### Exercise description
All the data should come back exactly as it was given.

[Recorded data]
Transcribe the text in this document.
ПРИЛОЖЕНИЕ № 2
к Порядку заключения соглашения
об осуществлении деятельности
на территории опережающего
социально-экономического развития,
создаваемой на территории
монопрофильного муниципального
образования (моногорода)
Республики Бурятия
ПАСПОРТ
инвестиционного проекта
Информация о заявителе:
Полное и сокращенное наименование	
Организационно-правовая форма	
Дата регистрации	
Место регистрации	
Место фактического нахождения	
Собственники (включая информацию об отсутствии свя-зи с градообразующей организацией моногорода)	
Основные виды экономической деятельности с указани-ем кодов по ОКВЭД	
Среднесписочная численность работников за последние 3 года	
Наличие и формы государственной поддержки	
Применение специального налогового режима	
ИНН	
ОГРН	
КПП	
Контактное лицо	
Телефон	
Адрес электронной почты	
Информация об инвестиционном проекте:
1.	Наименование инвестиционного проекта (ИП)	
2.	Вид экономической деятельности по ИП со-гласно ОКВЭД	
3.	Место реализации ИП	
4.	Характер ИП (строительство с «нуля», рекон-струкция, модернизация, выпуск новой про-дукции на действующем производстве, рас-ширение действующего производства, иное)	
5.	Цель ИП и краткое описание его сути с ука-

### Exercise response
Transcribe the text in this document.
ПРИЛОЖЕНИЕ № 2
к Порядку заключения соглашения
об осуществлении деятельности
на территории опережающего
социально-экономического развития,
создаваемой на территории
монопрофильного муниципального
образования (моногорода)
Республики Бурятия
ПАСПОРТ
инвестиционного проекта
Информация о заявителе:
Полное и сокращенное наименование	
Организационно-правовая форма	
Дата регистрации	
Место регистрации	
Место фактического нахождения	
Собственники (включая информацию об отсутствии свя-зи с градообразующей организацией моногорода)	
Основные виды экономической деятельности с указани-ем кодов по ОКВЭД	
Среднесписочная численность работников за последние 3 года	
Наличие и формы государственной поддержки	
Применение специального налогового режима	
ИНН	
ОГРН	
КПП	
Контактное лицо	
Телефон	
Адрес электронной почты	
Информация об инвестиционном проекте:
1.	Наименование инвестиционного проекта (ИП)	
2.	Вид экономической деятельности по ИП со-гласно ОКВЭД	
3.	Место реализации ИП	
4.	Характер ИП (строительство с «нуля», рекон-струкция, модернизация, выпуск новой про-дукции на действующем производстве, рас-ширение действующего производства, иное)	
5.	Цель ИП и краткое описание его сути с ука-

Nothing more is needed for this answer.